» GIVEN TASK:
Please extract every line from the records below and reproduce each one without changes, leaving the pictures out of your answer.

BEGIN SUPPLIED DATA

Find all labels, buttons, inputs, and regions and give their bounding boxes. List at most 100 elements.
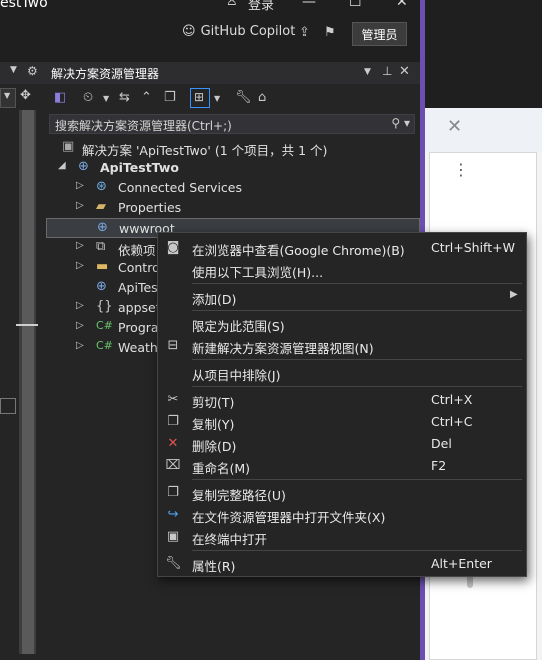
expand-arrow-icon[interactable]: ▷ <box>76 320 84 331</box>
cut-icon: ✂ <box>167 392 179 407</box>
expand-arrow-icon[interactable]: ▷ <box>76 300 84 311</box>
share-icon[interactable]: ⇪ <box>299 25 310 40</box>
collapse-arrow-icon[interactable]: ◢ <box>58 160 66 171</box>
copilot-label: GitHub Copilot <box>200 24 296 39</box>
terminal-icon: ▣ <box>166 529 180 544</box>
divider <box>16 324 38 326</box>
menu-separator <box>192 283 522 284</box>
search-input[interactable]: 搜索解决方案资源管理器(Ctrl+;) ⚲ ▾ <box>49 114 415 134</box>
copy-path-icon: ❐ <box>167 485 179 500</box>
dropdown-box[interactable]: ▼ <box>0 88 16 108</box>
github-copilot-button[interactable]: ☺ GitHub Copilot <box>182 24 295 39</box>
feedback-icon[interactable]: ⚑ <box>324 25 336 40</box>
dependencies-icon: ⧉ <box>96 239 106 254</box>
expand-arrow-icon[interactable]: ▷ <box>76 200 84 211</box>
more-options-icon[interactable]: ⋮ <box>453 160 469 179</box>
gear-icon[interactable]: ⚙ <box>27 64 38 78</box>
json-file-icon: {} <box>96 299 113 314</box>
pin-icon[interactable]: ⊥ <box>382 64 392 78</box>
rename-icon: ⌧ <box>165 458 181 473</box>
menu-item-add[interactable]: 添加(D) ▶ <box>158 286 526 308</box>
close-icon[interactable]: ✕ <box>447 116 462 137</box>
sync-icon[interactable]: ⇆ <box>119 90 130 105</box>
history-dropdown-icon[interactable]: ▼ <box>103 94 109 103</box>
menu-separator <box>192 359 522 360</box>
menu-item-properties[interactable]: 🔧︎ 属性(R) Alt+Enter <box>158 553 526 575</box>
tree-item-properties[interactable]: ▷ ▰ Properties <box>46 198 420 218</box>
background-window-header <box>425 108 542 152</box>
menu-item-view-in-browser[interactable]: ◙ 在浏览器中查看(Google Chrome)(B) Ctrl+Shift+W <box>158 237 526 259</box>
admin-badge: 管理员 <box>352 22 407 46</box>
menu-item-open-in-terminal[interactable]: ▣ 在终端中打开 <box>158 526 526 548</box>
close-panel-icon[interactable]: ✕ <box>399 64 410 79</box>
window-title: estTwo <box>0 0 48 11</box>
menu-separator <box>192 550 522 551</box>
collapse-all-icon[interactable]: ⌃ <box>141 90 152 105</box>
maximize-icon[interactable]: ☐ <box>349 0 362 10</box>
menu-item-scope-to-this[interactable]: 限定为此范围(S) <box>158 313 526 335</box>
connected-services-icon: ⊛ <box>96 179 107 194</box>
show-all-files-icon[interactable]: ❐ <box>164 90 176 105</box>
folder-icon: ▬ <box>96 259 109 274</box>
dropdown-icon[interactable]: ▼ <box>10 65 17 75</box>
tree-item-connected-services[interactable]: ▷ ⊛ Connected Services <box>46 178 420 198</box>
menu-item-browse-with[interactable]: 使用以下工具浏览(H)... <box>158 259 526 281</box>
menu-item-rename[interactable]: ⌧ 重命名(M) F2 <box>158 455 526 477</box>
tools-icon[interactable]: ⌂ <box>258 90 266 105</box>
login-link[interactable]: 登录 <box>248 0 274 13</box>
minimize-icon[interactable]: — <box>302 0 316 10</box>
solution-explorer-toolbar: ◧ ⏲ ▼ ⇆ ⌃ ❐ ⊞ ▼ 🔧︎ ⌂ <box>46 86 420 112</box>
solution-explorer-titlebar: 解决方案资源管理器 ▼ ⊥ ✕ <box>46 62 420 84</box>
expand-arrow-icon[interactable]: ▷ <box>76 340 84 351</box>
properties-wrench-icon[interactable]: 🔧︎ <box>235 90 252 105</box>
left-panel-header: ▼ ⚙ <box>0 62 46 84</box>
chevron-down-icon: ▼ <box>4 91 11 100</box>
csharp-file-icon: C# <box>96 339 113 352</box>
preview-dropdown-icon[interactable]: ▼ <box>214 94 220 103</box>
user-icon[interactable]: ♙ <box>226 0 238 9</box>
expand-arrow-icon[interactable]: ▷ <box>76 260 84 271</box>
solution-icon: ▣ <box>62 139 75 154</box>
open-folder-icon: ↪ <box>167 507 179 522</box>
close-window-icon[interactable]: ✕ <box>396 0 408 10</box>
context-menu: ◙ 在浏览器中查看(Google Chrome)(B) Ctrl+Shift+W… <box>157 232 527 577</box>
menu-item-new-view[interactable]: ⊟ 新建解决方案资源管理器视图(N) <box>158 335 526 357</box>
search-placeholder: 搜索解决方案资源管理器(Ctrl+;) <box>55 119 232 133</box>
menu-separator <box>192 386 522 387</box>
expand-arrow-icon[interactable]: ▷ <box>76 180 84 191</box>
tree-item-solution[interactable]: ▣ 解决方案 'ApiTestTwo' (1 个项目，共 1 个) <box>46 138 420 158</box>
split-icon[interactable]: ✥ <box>20 88 31 103</box>
expand-arrow-icon[interactable]: ▷ <box>76 240 84 251</box>
preview-icon: ⊞ <box>194 90 205 104</box>
menu-item-cut[interactable]: ✂ 剪切(T) Ctrl+X <box>158 389 526 411</box>
menu-separator <box>192 479 522 480</box>
copy-icon: ❐ <box>167 414 179 429</box>
copilot-icon: ☺ <box>182 24 196 39</box>
search-icon[interactable]: ⚲ ▾ <box>391 116 410 130</box>
scrollbar-thumb[interactable] <box>22 110 34 654</box>
title-bar: estTwo ♙ 登录 — ☐ ✕ ☺ GitHub Copilot ⇪ ⚑ 管… <box>0 0 425 62</box>
new-view-icon: ⊟ <box>167 338 179 353</box>
web-file-icon: ⊕ <box>96 279 107 294</box>
menu-item-copy[interactable]: ❐ 复制(Y) Ctrl+C <box>158 411 526 433</box>
menu-item-open-in-explorer[interactable]: ↪ 在文件资源管理器中打开文件夹(X) <box>158 504 526 526</box>
checkbox[interactable] <box>0 398 16 414</box>
csharp-file-icon: C# <box>96 319 113 332</box>
menu-item-copy-full-path[interactable]: ❐ 复制完整路径(U) <box>158 482 526 504</box>
menu-item-delete[interactable]: ✕ 删除(D) Del <box>158 433 526 455</box>
window-position-icon[interactable]: ▼ <box>364 67 371 77</box>
vs-icon[interactable]: ◧ <box>54 90 66 105</box>
browser-view-icon: ◙ <box>166 240 180 255</box>
preview-toggle[interactable]: ⊞ <box>190 88 210 108</box>
solution-explorer-title: 解决方案资源管理器 <box>51 67 160 81</box>
web-project-icon: ⊕ <box>78 159 89 174</box>
tree-item-project[interactable]: ◢ ⊕ ApiTestTwo <box>46 158 420 178</box>
properties-folder-icon: ▰ <box>96 199 106 214</box>
submenu-arrow-icon: ▶ <box>510 289 518 300</box>
menu-item-exclude[interactable]: 从项目中排除(J) <box>158 362 526 384</box>
globe-icon: ⊕ <box>97 220 108 235</box>
history-icon[interactable]: ⏲ <box>83 90 93 105</box>
wrench-icon: 🔧︎ <box>165 556 182 571</box>
menu-separator <box>192 310 522 311</box>
left-panel: ▼ ⚙ ▼ ✥ <box>0 62 46 660</box>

END SUPPLIED DATA

» FINISHED EXERCISE:
Find all labels, buttons, inputs, and regions and give their bounding boxes. List at most 100 elements.
expand-arrow-icon[interactable]: ▷ <box>76 320 84 331</box>
cut-icon: ✂ <box>167 392 179 407</box>
expand-arrow-icon[interactable]: ▷ <box>76 300 84 311</box>
share-icon[interactable]: ⇪ <box>299 25 310 40</box>
collapse-arrow-icon[interactable]: ◢ <box>58 160 66 171</box>
copilot-label: GitHub Copilot <box>200 24 296 39</box>
terminal-icon: ▣ <box>166 529 180 544</box>
divider <box>16 324 38 326</box>
menu-separator <box>192 283 522 284</box>
search-input[interactable]: 搜索解决方案资源管理器(Ctrl+;) ⚲ ▾ <box>49 114 415 134</box>
copy-path-icon: ❐ <box>167 485 179 500</box>
dropdown-box[interactable]: ▼ <box>0 88 16 108</box>
github-copilot-button[interactable]: ☺ GitHub Copilot <box>182 24 295 39</box>
feedback-icon[interactable]: ⚑ <box>324 25 336 40</box>
dependencies-icon: ⧉ <box>96 239 106 254</box>
expand-arrow-icon[interactable]: ▷ <box>76 200 84 211</box>
more-options-icon[interactable]: ⋮ <box>453 160 469 179</box>
gear-icon[interactable]: ⚙ <box>27 64 38 78</box>
json-file-icon: {} <box>96 299 113 314</box>
pin-icon[interactable]: ⊥ <box>382 64 392 78</box>
rename-icon: ⌧ <box>165 458 181 473</box>
menu-item-add[interactable]: 添加(D) ▶ <box>158 286 526 308</box>
close-icon[interactable]: ✕ <box>447 116 462 137</box>
sync-icon[interactable]: ⇆ <box>119 90 130 105</box>
history-dropdown-icon[interactable]: ▼ <box>103 94 109 103</box>
menu-separator <box>192 359 522 360</box>
menu-item-properties[interactable]: 🔧︎ 属性(R) Alt+Enter <box>158 553 526 575</box>
tree-item-properties[interactable]: ▷ ▰ Properties <box>46 198 420 218</box>
background-window-header <box>425 108 542 152</box>
menu-item-view-in-browser[interactable]: ◙ 在浏览器中查看(Google Chrome)(B) Ctrl+Shift+W <box>158 237 526 259</box>
admin-badge: 管理员 <box>352 22 407 46</box>
menu-item-open-in-terminal[interactable]: ▣ 在终端中打开 <box>158 526 526 548</box>
close-panel-icon[interactable]: ✕ <box>399 64 410 79</box>
window-title: estTwo <box>0 0 48 11</box>
menu-separator <box>192 550 522 551</box>
collapse-all-icon[interactable]: ⌃ <box>141 90 152 105</box>
maximize-icon[interactable]: ☐ <box>349 0 362 10</box>
menu-item-scope-to-this[interactable]: 限定为此范围(S) <box>158 313 526 335</box>
connected-services-icon: ⊛ <box>96 179 107 194</box>
show-all-files-icon[interactable]: ❐ <box>164 90 176 105</box>
folder-icon: ▬ <box>96 259 109 274</box>
dropdown-icon[interactable]: ▼ <box>10 65 17 75</box>
tree-item-connected-services[interactable]: ▷ ⊛ Connected Services <box>46 178 420 198</box>
menu-item-browse-with[interactable]: 使用以下工具浏览(H)... <box>158 259 526 281</box>
menu-item-rename[interactable]: ⌧ 重命名(M) F2 <box>158 455 526 477</box>
tools-icon[interactable]: ⌂ <box>258 90 266 105</box>
login-link[interactable]: 登录 <box>248 0 274 13</box>
minimize-icon[interactable]: — <box>302 0 316 10</box>
solution-explorer-toolbar: ◧ ⏲ ▼ ⇆ ⌃ ❐ ⊞ ▼ 🔧︎ ⌂ <box>46 86 420 112</box>
solution-explorer-titlebar: 解决方案资源管理器 ▼ ⊥ ✕ <box>46 62 420 84</box>
expand-arrow-icon[interactable]: ▷ <box>76 340 84 351</box>
properties-wrench-icon[interactable]: 🔧︎ <box>235 90 252 105</box>
left-panel-header: ▼ ⚙ <box>0 62 46 84</box>
chevron-down-icon: ▼ <box>4 91 11 100</box>
csharp-file-icon: C# <box>96 339 113 352</box>
preview-dropdown-icon[interactable]: ▼ <box>214 94 220 103</box>
user-icon[interactable]: ♙ <box>226 0 238 9</box>
expand-arrow-icon[interactable]: ▷ <box>76 260 84 271</box>
solution-icon: ▣ <box>62 139 75 154</box>
open-folder-icon: ↪ <box>167 507 179 522</box>
close-window-icon[interactable]: ✕ <box>396 0 408 10</box>
context-menu: ◙ 在浏览器中查看(Google Chrome)(B) Ctrl+Shift+W… <box>157 232 527 577</box>
menu-item-new-view[interactable]: ⊟ 新建解决方案资源管理器视图(N) <box>158 335 526 357</box>
search-placeholder: 搜索解决方案资源管理器(Ctrl+;) <box>55 119 232 133</box>
menu-separator <box>192 386 522 387</box>
expand-arrow-icon[interactable]: ▷ <box>76 180 84 191</box>
tree-item-solution[interactable]: ▣ 解决方案 'ApiTestTwo' (1 个项目，共 1 个) <box>46 138 420 158</box>
split-icon[interactable]: ✥ <box>20 88 31 103</box>
expand-arrow-icon[interactable]: ▷ <box>76 240 84 251</box>
preview-icon: ⊞ <box>194 90 205 104</box>
menu-item-cut[interactable]: ✂ 剪切(T) Ctrl+X <box>158 389 526 411</box>
menu-separator <box>192 479 522 480</box>
copy-icon: ❐ <box>167 414 179 429</box>
copilot-icon: ☺ <box>182 24 196 39</box>
search-icon[interactable]: ⚲ ▾ <box>391 116 410 130</box>
scrollbar-thumb[interactable] <box>22 110 34 654</box>
title-bar: estTwo ♙ 登录 — ☐ ✕ ☺ GitHub Copilot ⇪ ⚑ 管… <box>0 0 425 62</box>
new-view-icon: ⊟ <box>167 338 179 353</box>
web-file-icon: ⊕ <box>96 279 107 294</box>
menu-item-copy[interactable]: ❐ 复制(Y) Ctrl+C <box>158 411 526 433</box>
menu-item-open-in-explorer[interactable]: ↪ 在文件资源管理器中打开文件夹(X) <box>158 504 526 526</box>
checkbox[interactable] <box>0 398 16 414</box>
csharp-file-icon: C# <box>96 319 113 332</box>
menu-item-copy-full-path[interactable]: ❐ 复制完整路径(U) <box>158 482 526 504</box>
menu-item-delete[interactable]: ✕ 删除(D) Del <box>158 433 526 455</box>
window-position-icon[interactable]: ▼ <box>364 67 371 77</box>
vs-icon[interactable]: ◧ <box>54 90 66 105</box>
browser-view-icon: ◙ <box>166 240 180 255</box>
preview-toggle[interactable]: ⊞ <box>190 88 210 108</box>
solution-explorer-title: 解决方案资源管理器 <box>51 67 160 81</box>
web-project-icon: ⊕ <box>78 159 89 174</box>
tree-item-project[interactable]: ◢ ⊕ ApiTestTwo <box>46 158 420 178</box>
properties-folder-icon: ▰ <box>96 199 106 214</box>
submenu-arrow-icon: ▶ <box>510 289 518 300</box>
menu-item-exclude[interactable]: 从项目中排除(J) <box>158 362 526 384</box>
globe-icon: ⊕ <box>97 220 108 235</box>
history-icon[interactable]: ⏲ <box>83 90 93 105</box>
wrench-icon: 🔧︎ <box>165 556 182 571</box>
menu-separator <box>192 310 522 311</box>
left-panel: ▼ ⚙ ▼ ✥ <box>0 62 46 660</box>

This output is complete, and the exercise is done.